[Extract to read Boundary: Start]

The mouse Ces6 gene was first identified in 2004 and encodes a protein of 558 amino acid residues in length that functions to hydrolyze select pyrethroid compounds [46]. Recently, our lab has demonstrated that the Ces6 gene represents a likely PXR-target gene in mouse liver and small intestine [47]. By exploiting the PXR knockout mouse model, we reveal that induction of Ces6 messenger RNA and protein by pregnenalone 16α-carbonitrile (PCN), a well known rodent PXR activator, is PXR-dependent in both mouse liver and intestine.

[Extract to read Boundary: End]
[Provided material Boundary: Start]

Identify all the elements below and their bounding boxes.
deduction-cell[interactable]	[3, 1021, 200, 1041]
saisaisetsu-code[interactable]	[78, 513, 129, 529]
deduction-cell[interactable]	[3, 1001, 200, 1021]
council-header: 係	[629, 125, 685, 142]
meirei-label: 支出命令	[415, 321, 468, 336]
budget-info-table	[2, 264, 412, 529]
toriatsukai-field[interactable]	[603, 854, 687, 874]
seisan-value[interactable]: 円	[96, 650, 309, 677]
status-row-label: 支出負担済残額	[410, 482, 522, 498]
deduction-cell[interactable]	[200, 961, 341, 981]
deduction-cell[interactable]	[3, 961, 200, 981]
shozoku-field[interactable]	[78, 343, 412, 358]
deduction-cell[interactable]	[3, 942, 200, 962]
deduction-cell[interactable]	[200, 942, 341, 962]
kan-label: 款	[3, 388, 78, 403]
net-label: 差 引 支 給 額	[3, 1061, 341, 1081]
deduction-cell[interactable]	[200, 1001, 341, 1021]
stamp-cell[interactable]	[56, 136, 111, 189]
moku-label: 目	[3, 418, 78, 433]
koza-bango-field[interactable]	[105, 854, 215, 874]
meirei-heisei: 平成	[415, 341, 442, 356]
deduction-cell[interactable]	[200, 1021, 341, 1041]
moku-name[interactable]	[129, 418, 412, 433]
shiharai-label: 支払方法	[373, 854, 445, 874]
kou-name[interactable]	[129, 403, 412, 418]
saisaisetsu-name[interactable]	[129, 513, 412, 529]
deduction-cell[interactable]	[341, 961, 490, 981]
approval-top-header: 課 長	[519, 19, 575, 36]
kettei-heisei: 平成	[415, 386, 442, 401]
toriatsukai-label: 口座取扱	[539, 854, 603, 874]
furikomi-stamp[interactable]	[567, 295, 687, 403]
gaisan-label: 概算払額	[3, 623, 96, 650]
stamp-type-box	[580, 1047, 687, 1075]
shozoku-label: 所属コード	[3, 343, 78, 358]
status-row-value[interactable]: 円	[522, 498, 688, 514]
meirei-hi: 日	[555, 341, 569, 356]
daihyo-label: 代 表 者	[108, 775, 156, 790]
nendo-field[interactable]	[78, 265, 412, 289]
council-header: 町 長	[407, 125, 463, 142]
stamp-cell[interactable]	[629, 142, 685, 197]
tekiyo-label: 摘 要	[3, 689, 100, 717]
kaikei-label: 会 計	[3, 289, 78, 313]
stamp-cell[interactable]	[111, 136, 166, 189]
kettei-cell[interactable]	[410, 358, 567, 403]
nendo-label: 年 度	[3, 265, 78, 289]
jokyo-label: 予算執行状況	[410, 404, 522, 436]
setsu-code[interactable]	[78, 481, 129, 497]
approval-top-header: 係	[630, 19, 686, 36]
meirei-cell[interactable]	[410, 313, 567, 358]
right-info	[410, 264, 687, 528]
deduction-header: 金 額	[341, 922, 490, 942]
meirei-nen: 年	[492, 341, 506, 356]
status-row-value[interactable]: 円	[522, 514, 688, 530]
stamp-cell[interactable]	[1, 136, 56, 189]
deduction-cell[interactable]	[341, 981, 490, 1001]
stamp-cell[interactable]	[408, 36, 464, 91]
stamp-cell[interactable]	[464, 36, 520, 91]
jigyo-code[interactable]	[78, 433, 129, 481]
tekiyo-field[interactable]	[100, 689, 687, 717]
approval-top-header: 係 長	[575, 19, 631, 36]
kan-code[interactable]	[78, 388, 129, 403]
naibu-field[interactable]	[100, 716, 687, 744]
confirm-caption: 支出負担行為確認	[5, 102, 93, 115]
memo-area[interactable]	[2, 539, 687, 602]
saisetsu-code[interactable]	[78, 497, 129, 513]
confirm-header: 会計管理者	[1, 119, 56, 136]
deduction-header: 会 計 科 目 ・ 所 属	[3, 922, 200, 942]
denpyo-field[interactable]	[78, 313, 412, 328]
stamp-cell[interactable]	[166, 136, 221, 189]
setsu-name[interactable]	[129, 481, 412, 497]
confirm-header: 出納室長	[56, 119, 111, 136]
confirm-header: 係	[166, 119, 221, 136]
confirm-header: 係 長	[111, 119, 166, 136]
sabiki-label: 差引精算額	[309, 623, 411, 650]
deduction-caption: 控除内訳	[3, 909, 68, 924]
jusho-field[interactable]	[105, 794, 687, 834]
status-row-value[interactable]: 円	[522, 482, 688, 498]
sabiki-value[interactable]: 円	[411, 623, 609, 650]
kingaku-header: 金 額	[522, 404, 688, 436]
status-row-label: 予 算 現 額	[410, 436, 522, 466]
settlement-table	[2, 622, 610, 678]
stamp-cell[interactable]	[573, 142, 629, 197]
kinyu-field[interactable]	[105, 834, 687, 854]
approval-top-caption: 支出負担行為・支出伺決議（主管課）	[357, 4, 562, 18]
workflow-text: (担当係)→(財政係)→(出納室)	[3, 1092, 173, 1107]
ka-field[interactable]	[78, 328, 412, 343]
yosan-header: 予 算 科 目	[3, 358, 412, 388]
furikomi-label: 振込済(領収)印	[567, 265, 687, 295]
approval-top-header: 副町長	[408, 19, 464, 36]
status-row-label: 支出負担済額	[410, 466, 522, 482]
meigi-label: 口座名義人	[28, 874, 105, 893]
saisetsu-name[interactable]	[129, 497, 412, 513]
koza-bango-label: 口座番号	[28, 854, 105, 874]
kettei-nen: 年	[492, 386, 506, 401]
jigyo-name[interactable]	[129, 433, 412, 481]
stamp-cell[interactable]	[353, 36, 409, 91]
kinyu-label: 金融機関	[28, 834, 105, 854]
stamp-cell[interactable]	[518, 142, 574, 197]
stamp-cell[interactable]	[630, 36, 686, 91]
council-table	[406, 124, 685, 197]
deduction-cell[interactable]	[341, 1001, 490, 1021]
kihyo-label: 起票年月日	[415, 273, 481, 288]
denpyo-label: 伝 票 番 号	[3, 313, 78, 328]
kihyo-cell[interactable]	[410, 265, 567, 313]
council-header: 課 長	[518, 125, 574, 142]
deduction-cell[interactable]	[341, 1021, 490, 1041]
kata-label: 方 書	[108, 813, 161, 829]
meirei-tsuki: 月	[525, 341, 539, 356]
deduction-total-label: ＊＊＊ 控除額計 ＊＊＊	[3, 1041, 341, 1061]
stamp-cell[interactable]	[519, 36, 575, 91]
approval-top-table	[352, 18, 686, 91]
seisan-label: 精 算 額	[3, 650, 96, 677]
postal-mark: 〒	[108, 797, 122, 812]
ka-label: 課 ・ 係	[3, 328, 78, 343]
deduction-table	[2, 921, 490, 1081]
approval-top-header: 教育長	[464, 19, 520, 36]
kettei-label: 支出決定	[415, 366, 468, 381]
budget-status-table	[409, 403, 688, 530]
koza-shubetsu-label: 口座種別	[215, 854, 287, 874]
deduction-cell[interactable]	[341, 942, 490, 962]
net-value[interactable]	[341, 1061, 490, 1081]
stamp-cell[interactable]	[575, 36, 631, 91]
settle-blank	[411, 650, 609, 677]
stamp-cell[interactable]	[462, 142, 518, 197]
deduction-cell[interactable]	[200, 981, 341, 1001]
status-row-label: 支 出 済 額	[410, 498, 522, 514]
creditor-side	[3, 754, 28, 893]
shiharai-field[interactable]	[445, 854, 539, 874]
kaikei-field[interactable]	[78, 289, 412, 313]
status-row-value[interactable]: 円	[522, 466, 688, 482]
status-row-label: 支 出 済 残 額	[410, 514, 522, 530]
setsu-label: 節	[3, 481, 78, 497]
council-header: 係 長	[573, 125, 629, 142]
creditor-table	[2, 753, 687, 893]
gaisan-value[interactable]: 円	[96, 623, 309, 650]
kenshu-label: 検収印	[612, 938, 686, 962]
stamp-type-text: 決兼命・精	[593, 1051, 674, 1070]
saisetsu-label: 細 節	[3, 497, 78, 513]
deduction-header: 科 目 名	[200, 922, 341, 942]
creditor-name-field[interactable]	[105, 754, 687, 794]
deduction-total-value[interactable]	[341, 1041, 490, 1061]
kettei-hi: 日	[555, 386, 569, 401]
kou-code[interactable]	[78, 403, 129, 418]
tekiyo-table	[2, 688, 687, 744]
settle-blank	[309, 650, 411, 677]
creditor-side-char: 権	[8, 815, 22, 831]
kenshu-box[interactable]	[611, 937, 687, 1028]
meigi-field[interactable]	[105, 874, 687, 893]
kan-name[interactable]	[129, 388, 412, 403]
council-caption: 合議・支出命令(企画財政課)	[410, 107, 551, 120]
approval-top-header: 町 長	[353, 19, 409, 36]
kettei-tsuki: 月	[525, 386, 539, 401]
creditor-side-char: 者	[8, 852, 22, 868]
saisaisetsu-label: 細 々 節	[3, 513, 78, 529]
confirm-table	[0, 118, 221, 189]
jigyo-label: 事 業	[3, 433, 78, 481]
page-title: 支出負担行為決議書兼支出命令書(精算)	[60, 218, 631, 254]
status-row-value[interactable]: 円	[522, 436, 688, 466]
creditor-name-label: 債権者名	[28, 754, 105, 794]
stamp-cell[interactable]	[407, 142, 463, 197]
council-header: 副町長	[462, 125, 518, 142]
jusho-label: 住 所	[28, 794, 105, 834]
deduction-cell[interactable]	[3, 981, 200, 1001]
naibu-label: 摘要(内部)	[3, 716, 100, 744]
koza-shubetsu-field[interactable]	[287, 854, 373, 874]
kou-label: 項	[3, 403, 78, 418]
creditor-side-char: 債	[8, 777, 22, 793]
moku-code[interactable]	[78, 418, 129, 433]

[Provided material Boundary: End]

### What this task involves
According to the passage about the mouse Ces6 gene, how many amino acid residues long is the protein it encodes?

### Solution
558 amino acid residues.